Exercise objective
Quote every line below exactly and skip any picture.

## start

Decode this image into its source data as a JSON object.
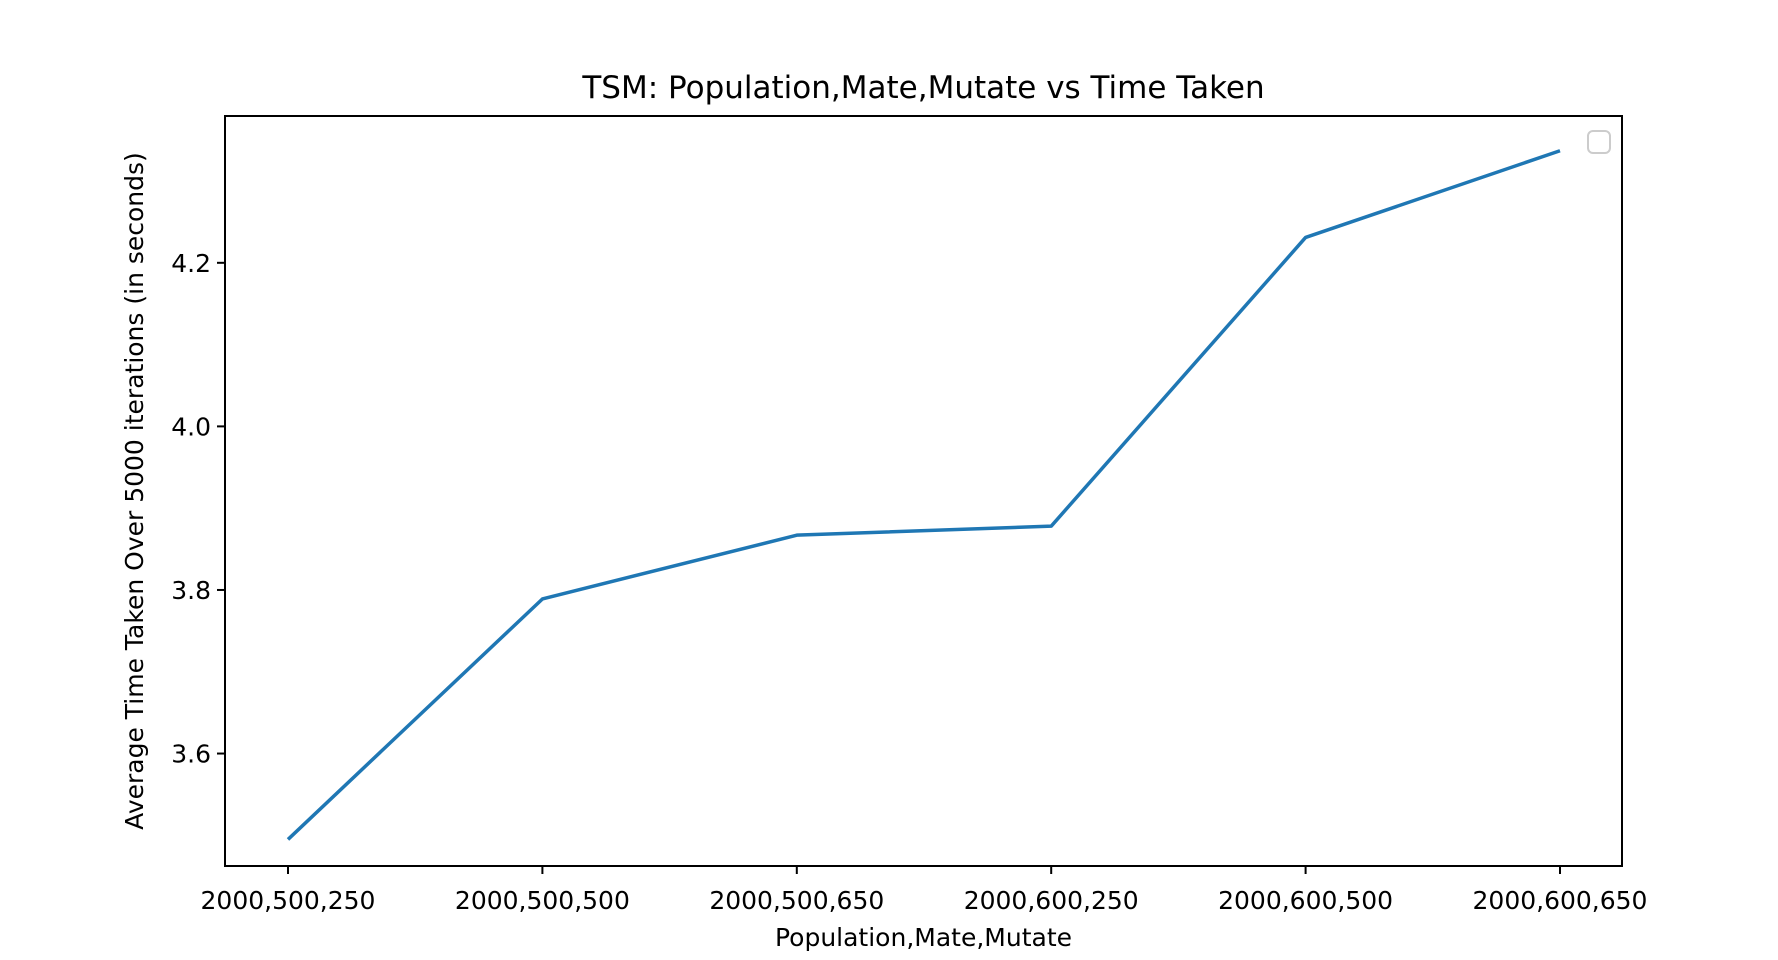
{
  "chart_data": {
    "type": "line",
    "title": "TSM: Population,Mate,Mutate vs Time Taken",
    "xlabel": "Population,Mate,Mutate",
    "ylabel": "Average Time Taken Over 5000 iterations (in seconds)",
    "categories": [
      "2000,500,250",
      "2000,500,500",
      "2000,500,650",
      "2000,600,250",
      "2000,600,500",
      "2000,600,650"
    ],
    "series": [
      {
        "values": [
          3.495,
          3.789,
          3.867,
          3.878,
          4.231,
          4.337
        ],
        "color": "#1f77b4"
      }
    ],
    "yticks": [
      3.6,
      3.8,
      4.0,
      4.2
    ],
    "ytick_labels": [
      "3.6",
      "3.8",
      "4.0",
      "4.2"
    ],
    "ylim": [
      3.4625,
      4.3795
    ],
    "grid": false,
    "legend": {
      "placement": "top-right",
      "entries": []
    }
  }
}
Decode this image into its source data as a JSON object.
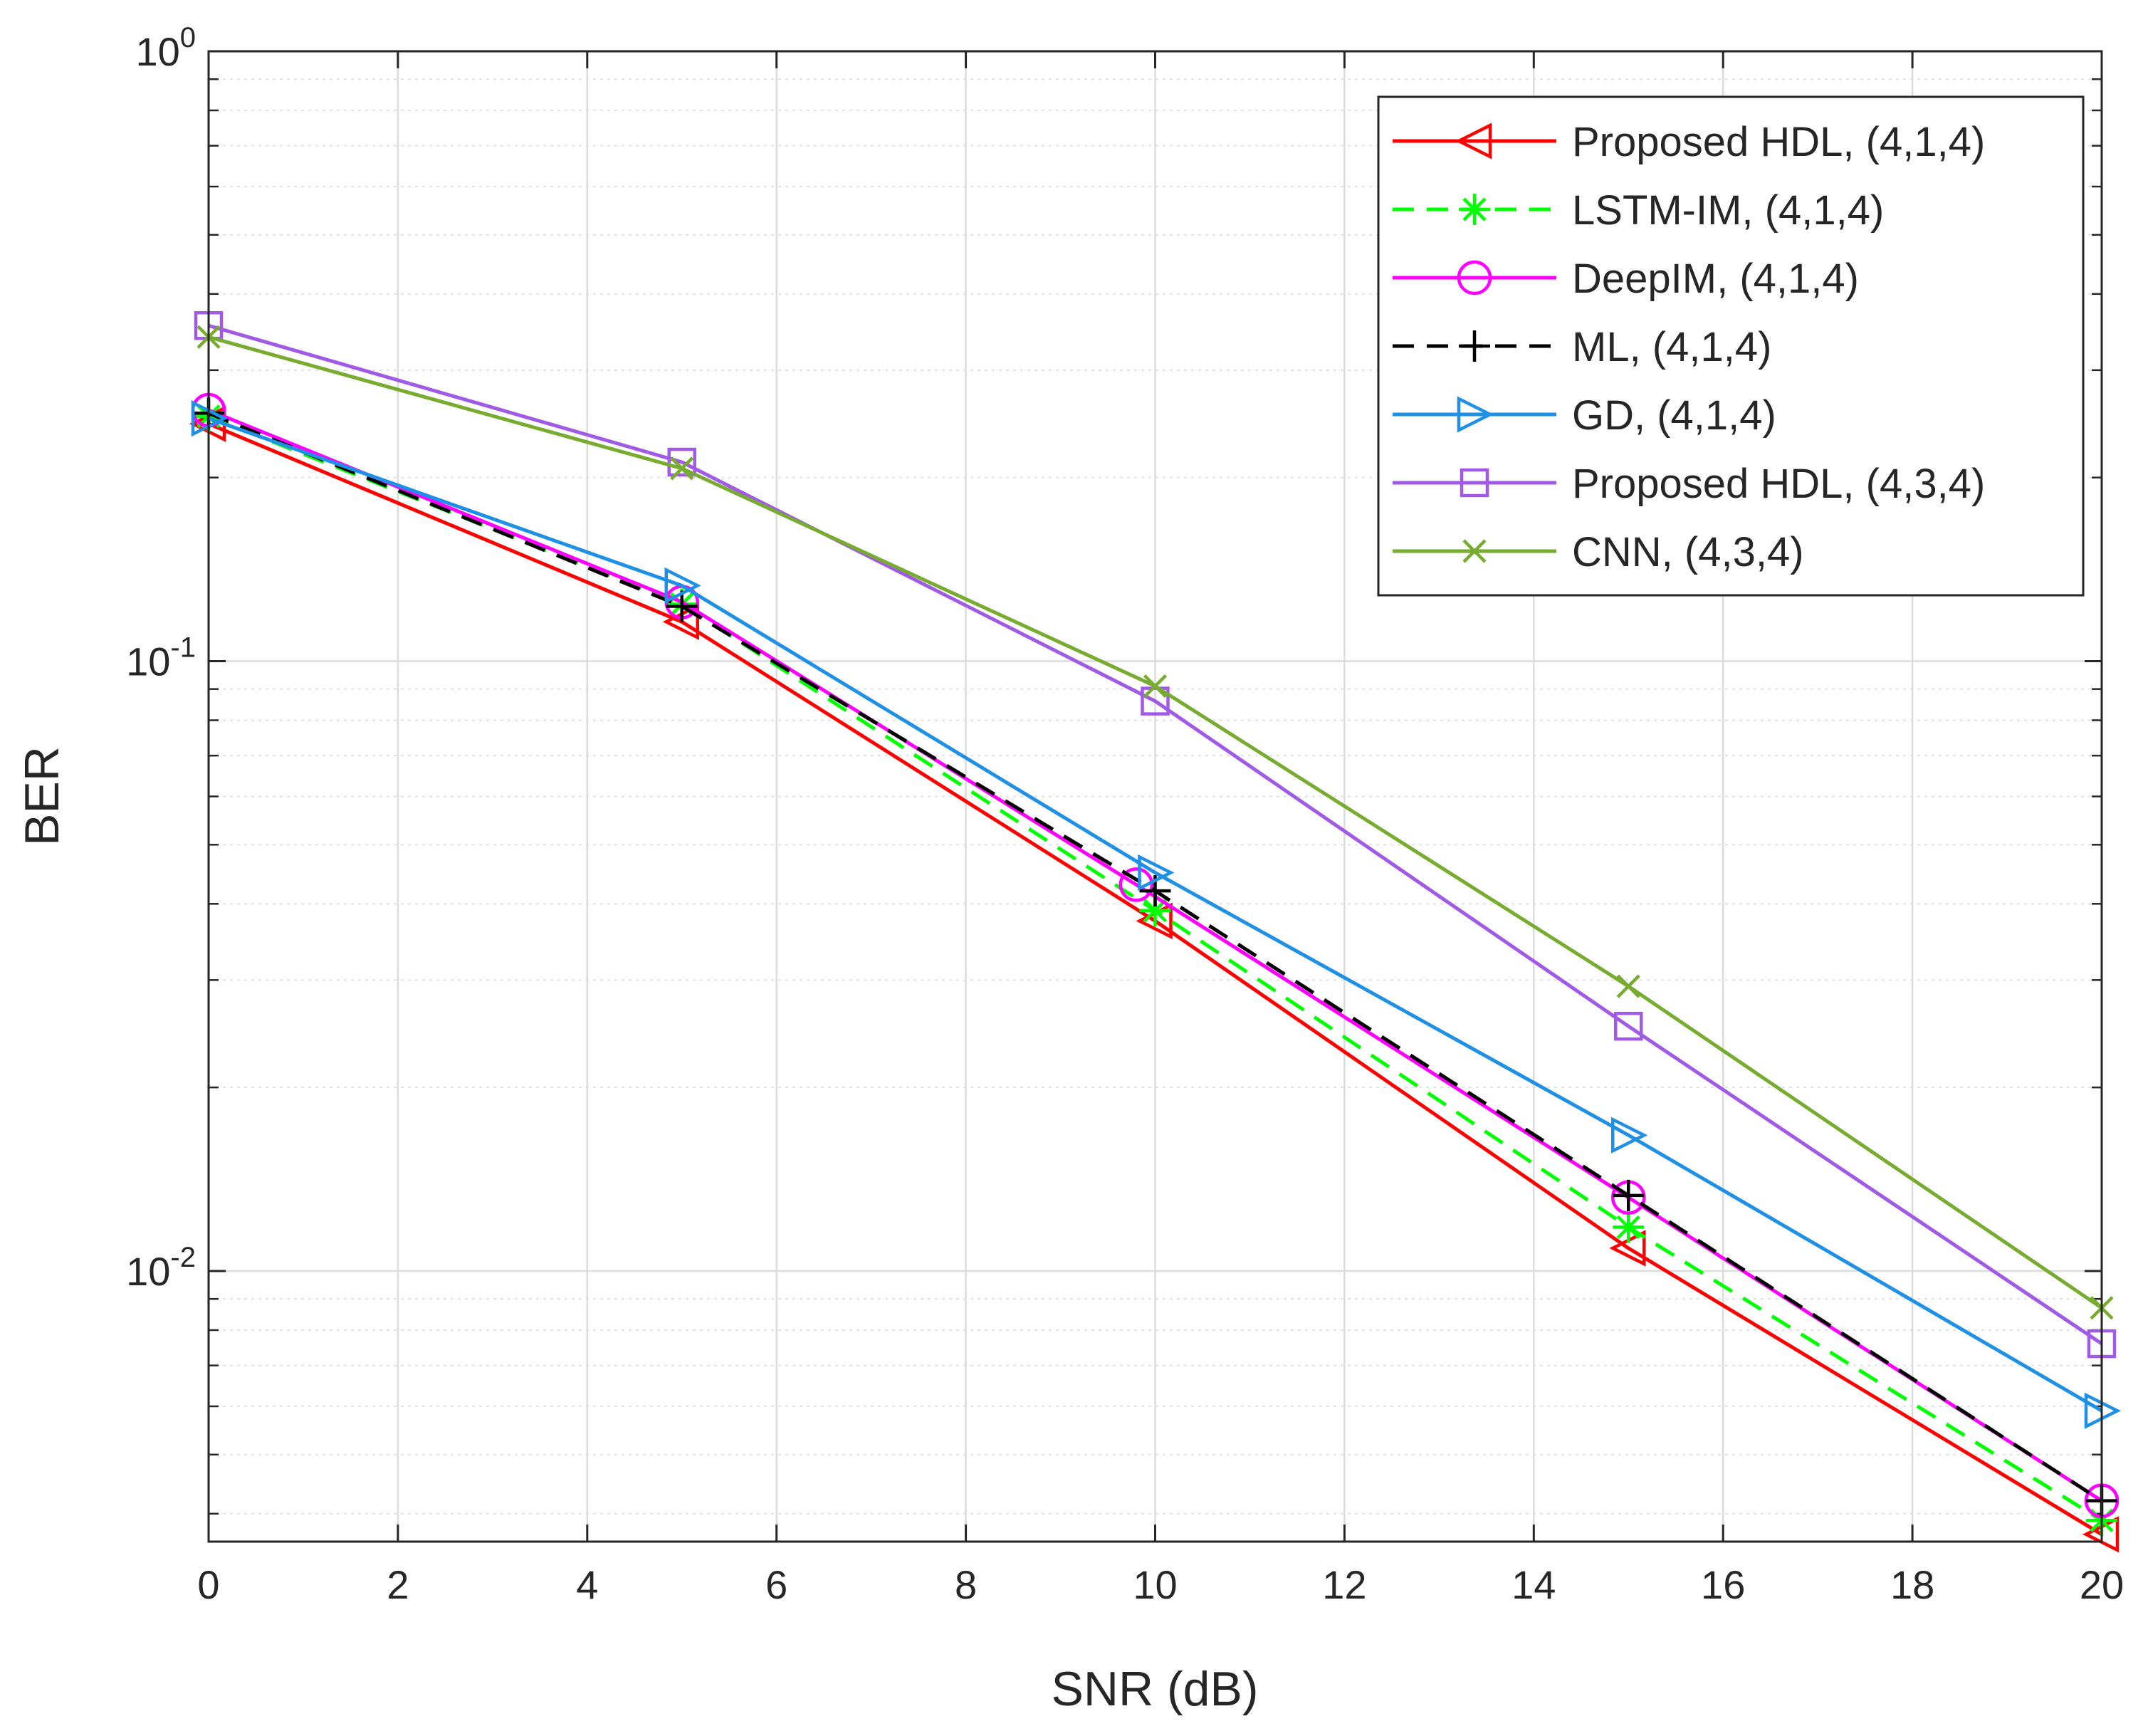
{
  "chart_data": {
    "type": "line",
    "xlabel": "SNR (dB)",
    "ylabel": "BER",
    "x_ticks": [
      "0",
      "2",
      "4",
      "6",
      "8",
      "10",
      "12",
      "14",
      "16",
      "18",
      "20"
    ],
    "y_ticks": [
      {
        "value": 1,
        "base": "10",
        "exp": "0"
      },
      {
        "value": 0.1,
        "base": "10",
        "exp": "-1"
      },
      {
        "value": 0.01,
        "base": "10",
        "exp": "-2"
      }
    ],
    "xlim": [
      0,
      20
    ],
    "ylim": [
      0.0036,
      1
    ],
    "yscale": "log",
    "grid": true,
    "legend_position": "top-right",
    "series": [
      {
        "name": "Proposed HDL, (4,1,4)",
        "color": "#ff0000",
        "dash": "solid",
        "marker": "triangle-left",
        "x": [
          0,
          5,
          10,
          15,
          20
        ],
        "y": [
          0.245,
          0.116,
          0.0375,
          0.0109,
          0.0037
        ]
      },
      {
        "name": "LSTM-IM, (4,1,4)",
        "color": "#00ff00",
        "dash": "dashed",
        "marker": "asterisk",
        "x": [
          0,
          5,
          10,
          15,
          20
        ],
        "y": [
          0.252,
          0.124,
          0.039,
          0.0118,
          0.0039
        ]
      },
      {
        "name": "DeepIM, (4,1,4)",
        "color": "#ff00ff",
        "dash": "solid",
        "marker": "circle",
        "x": [
          0,
          5,
          9.8,
          15,
          20
        ],
        "y": [
          0.258,
          0.125,
          0.043,
          0.0132,
          0.0042
        ]
      },
      {
        "name": "ML, (4,1,4)",
        "color": "#000000",
        "dash": "dashed",
        "marker": "plus",
        "x": [
          0,
          5,
          10,
          15,
          20
        ],
        "y": [
          0.255,
          0.123,
          0.042,
          0.0133,
          0.0042
        ]
      },
      {
        "name": "GD, (4,1,4)",
        "color": "#1e90e6",
        "dash": "solid",
        "marker": "triangle-right",
        "x": [
          0,
          5,
          10,
          15,
          20
        ],
        "y": [
          0.25,
          0.133,
          0.045,
          0.0167,
          0.0059
        ]
      },
      {
        "name": "Proposed HDL, (4,3,4)",
        "color": "#a05ae6",
        "dash": "solid",
        "marker": "square",
        "x": [
          0,
          5,
          10,
          15,
          20
        ],
        "y": [
          0.355,
          0.212,
          0.086,
          0.0252,
          0.0076
        ]
      },
      {
        "name": "CNN, (4,3,4)",
        "color": "#77ac30",
        "dash": "solid",
        "marker": "x",
        "x": [
          0,
          5,
          10,
          15,
          20
        ],
        "y": [
          0.34,
          0.207,
          0.091,
          0.0293,
          0.0087
        ]
      }
    ]
  }
}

## end

Task result
Decode this image into its source data as a JSON object.
{
  "chart_data": {
    "type": "line",
    "title": "TSM: Population,Mate,Mutate vs Time Taken",
    "xlabel": "Population,Mate,Mutate",
    "ylabel": "Average Time Taken Over 5000 iterations (in seconds)",
    "categories": [
      "2000,500,250",
      "2000,500,500",
      "2000,500,650",
      "2000,600,250",
      "2000,600,500",
      "2000,600,650"
    ],
    "series": [
      {
        "values": [
          3.495,
          3.789,
          3.867,
          3.878,
          4.231,
          4.337
        ],
        "color": "#1f77b4"
      }
    ],
    "yticks": [
      3.6,
      3.8,
      4.0,
      4.2
    ],
    "ytick_labels": [
      "3.6",
      "3.8",
      "4.0",
      "4.2"
    ],
    "ylim": [
      3.4625,
      4.3795
    ],
    "grid": false,
    "legend": {
      "placement": "top-right",
      "entries": []
    }
  }
}
Decode this image into its source data as a JSON object.
{
  "chart_data": {
    "type": "line",
    "xlabel": "SNR (dB)",
    "ylabel": "BER",
    "x_ticks": [
      "0",
      "2",
      "4",
      "6",
      "8",
      "10",
      "12",
      "14",
      "16",
      "18",
      "20"
    ],
    "y_ticks": [
      {
        "value": 1,
        "base": "10",
        "exp": "0"
      },
      {
        "value": 0.1,
        "base": "10",
        "exp": "-1"
      },
      {
        "value": 0.01,
        "base": "10",
        "exp": "-2"
      }
    ],
    "xlim": [
      0,
      20
    ],
    "ylim": [
      0.0036,
      1
    ],
    "yscale": "log",
    "grid": true,
    "legend_position": "top-right",
    "series": [
      {
        "name": "Proposed HDL, (4,1,4)",
        "color": "#ff0000",
        "dash": "solid",
        "marker": "triangle-left",
        "x": [
          0,
          5,
          10,
          15,
          20
        ],
        "y": [
          0.245,
          0.116,
          0.0375,
          0.0109,
          0.0037
        ]
      },
      {
        "name": "LSTM-IM, (4,1,4)",
        "color": "#00ff00",
        "dash": "dashed",
        "marker": "asterisk",
        "x": [
          0,
          5,
          10,
          15,
          20
        ],
        "y": [
          0.252,
          0.124,
          0.039,
          0.0118,
          0.0039
        ]
      },
      {
        "name": "DeepIM, (4,1,4)",
        "color": "#ff00ff",
        "dash": "solid",
        "marker": "circle",
        "x": [
          0,
          5,
          9.8,
          15,
          20
        ],
        "y": [
          0.258,
          0.125,
          0.043,
          0.0132,
          0.0042
        ]
      },
      {
        "name": "ML, (4,1,4)",
        "color": "#000000",
        "dash": "dashed",
        "marker": "plus",
        "x": [
          0,
          5,
          10,
          15,
          20
        ],
        "y": [
          0.255,
          0.123,
          0.042,
          0.0133,
          0.0042
        ]
      },
      {
        "name": "GD, (4,1,4)",
        "color": "#1e90e6",
        "dash": "solid",
        "marker": "triangle-right",
        "x": [
          0,
          5,
          10,
          15,
          20
        ],
        "y": [
          0.25,
          0.133,
          0.045,
          0.0167,
          0.0059
        ]
      },
      {
        "name": "Proposed HDL, (4,3,4)",
        "color": "#a05ae6",
        "dash": "solid",
        "marker": "square",
        "x": [
          0,
          5,
          10,
          15,
          20
        ],
        "y": [
          0.355,
          0.212,
          0.086,
          0.0252,
          0.0076
        ]
      },
      {
        "name": "CNN, (4,3,4)",
        "color": "#77ac30",
        "dash": "solid",
        "marker": "x",
        "x": [
          0,
          5,
          10,
          15,
          20
        ],
        "y": [
          0.34,
          0.207,
          0.091,
          0.0293,
          0.0087
        ]
      }
    ]
  }
}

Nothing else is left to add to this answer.